[Collected data entries]
┄┄┄┄┄┄

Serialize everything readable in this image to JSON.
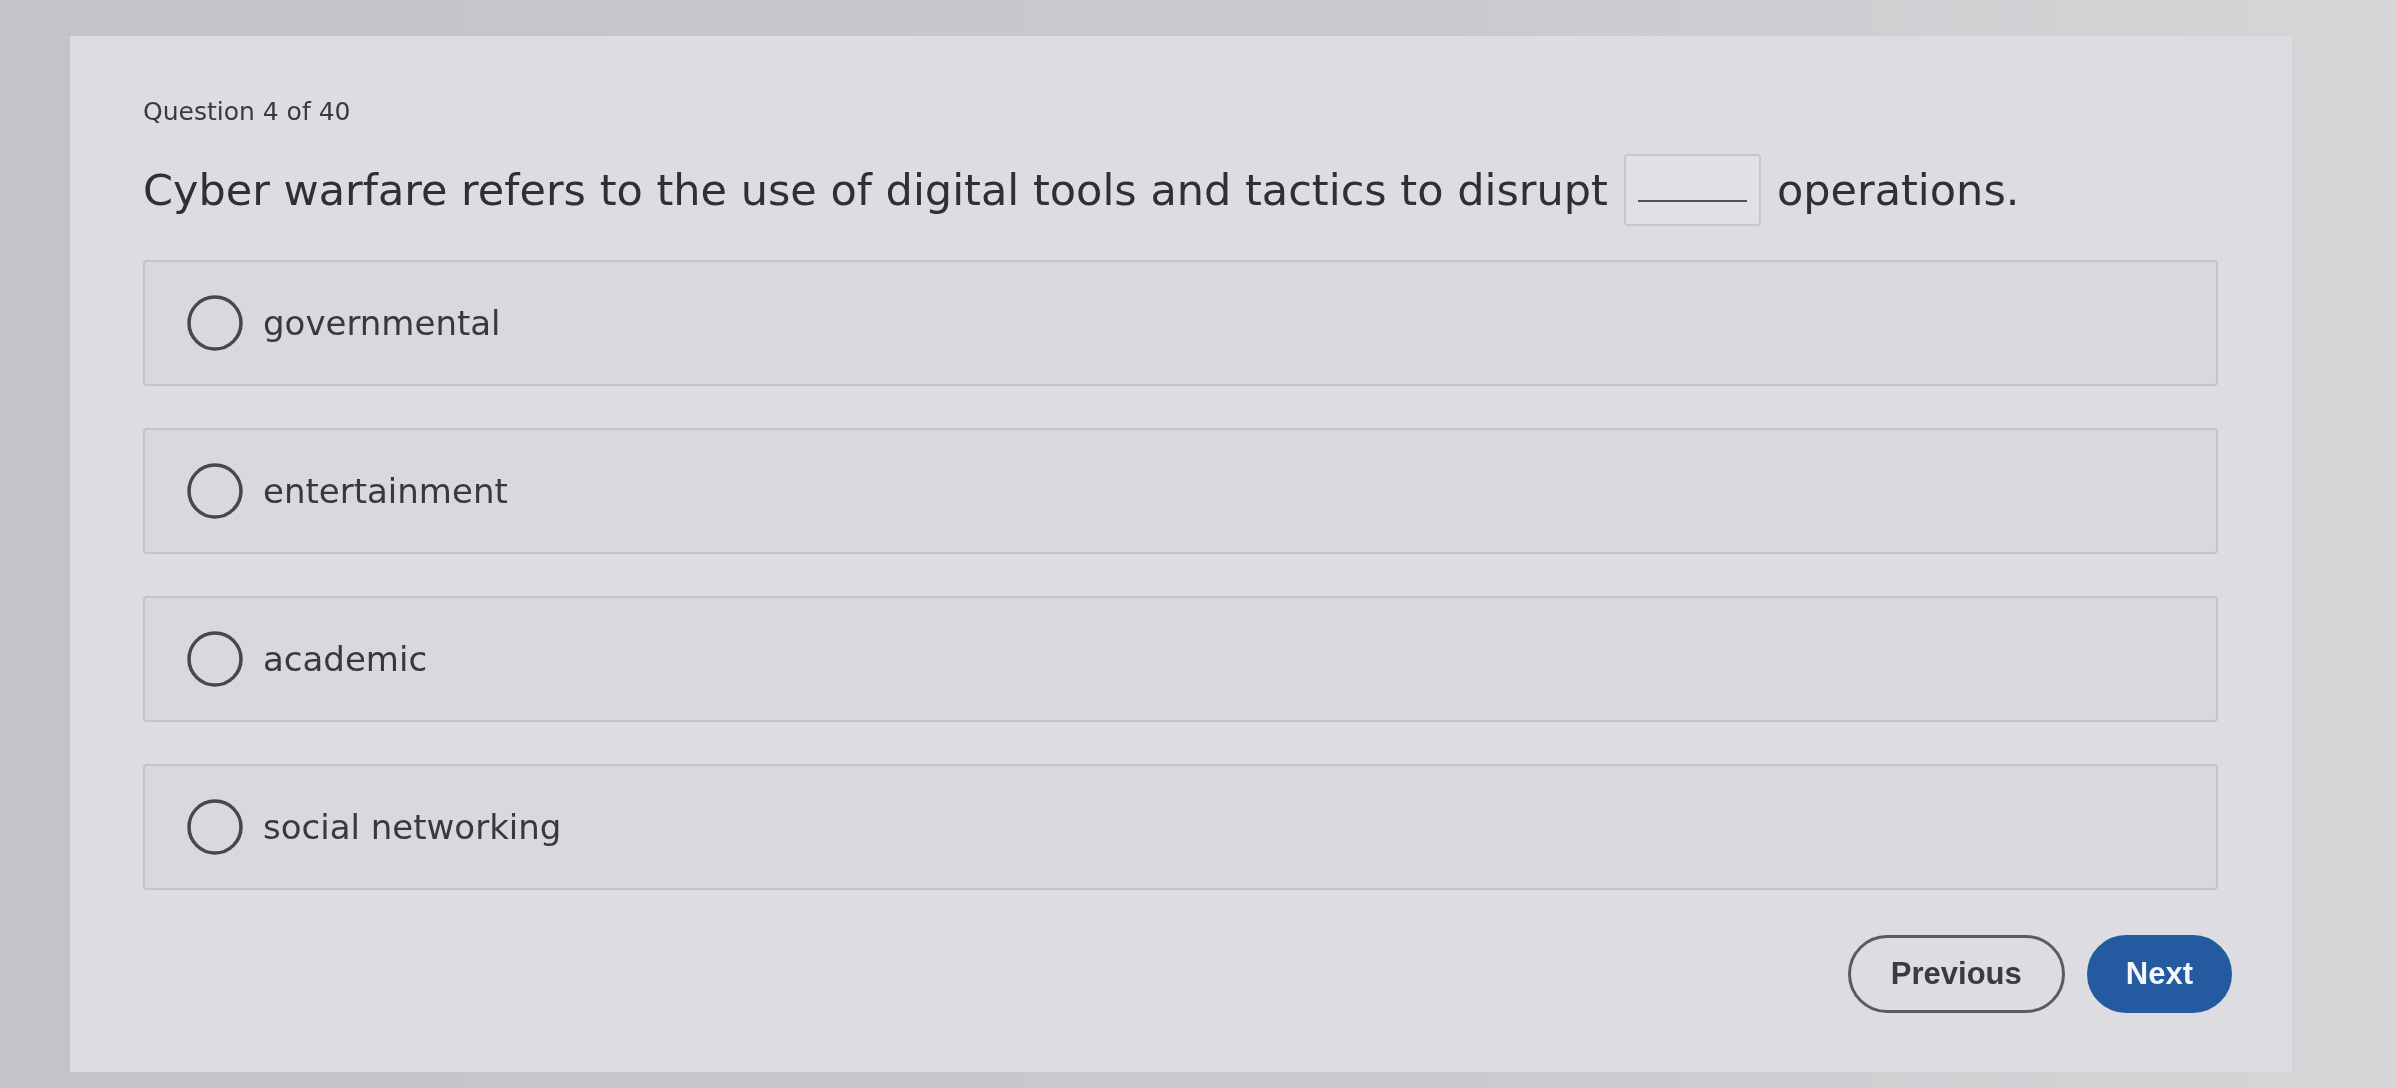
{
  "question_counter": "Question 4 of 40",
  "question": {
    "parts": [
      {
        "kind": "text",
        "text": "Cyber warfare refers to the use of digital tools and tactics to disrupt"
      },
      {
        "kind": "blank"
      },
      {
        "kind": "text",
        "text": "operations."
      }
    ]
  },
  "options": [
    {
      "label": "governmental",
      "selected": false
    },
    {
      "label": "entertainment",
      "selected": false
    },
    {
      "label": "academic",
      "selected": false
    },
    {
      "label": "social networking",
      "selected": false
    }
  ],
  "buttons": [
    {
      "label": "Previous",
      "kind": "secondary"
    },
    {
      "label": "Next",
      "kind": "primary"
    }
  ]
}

┄┄┄┄┄┄

> **EXERCISE**:
Gather each line that holds "label".

> **FINISHED ANSWER**:
      "label": "governmental",
      "label": "entertainment",
      "label": "academic",
      "label": "social networking",
      "label": "Previous",
      "label": "Next",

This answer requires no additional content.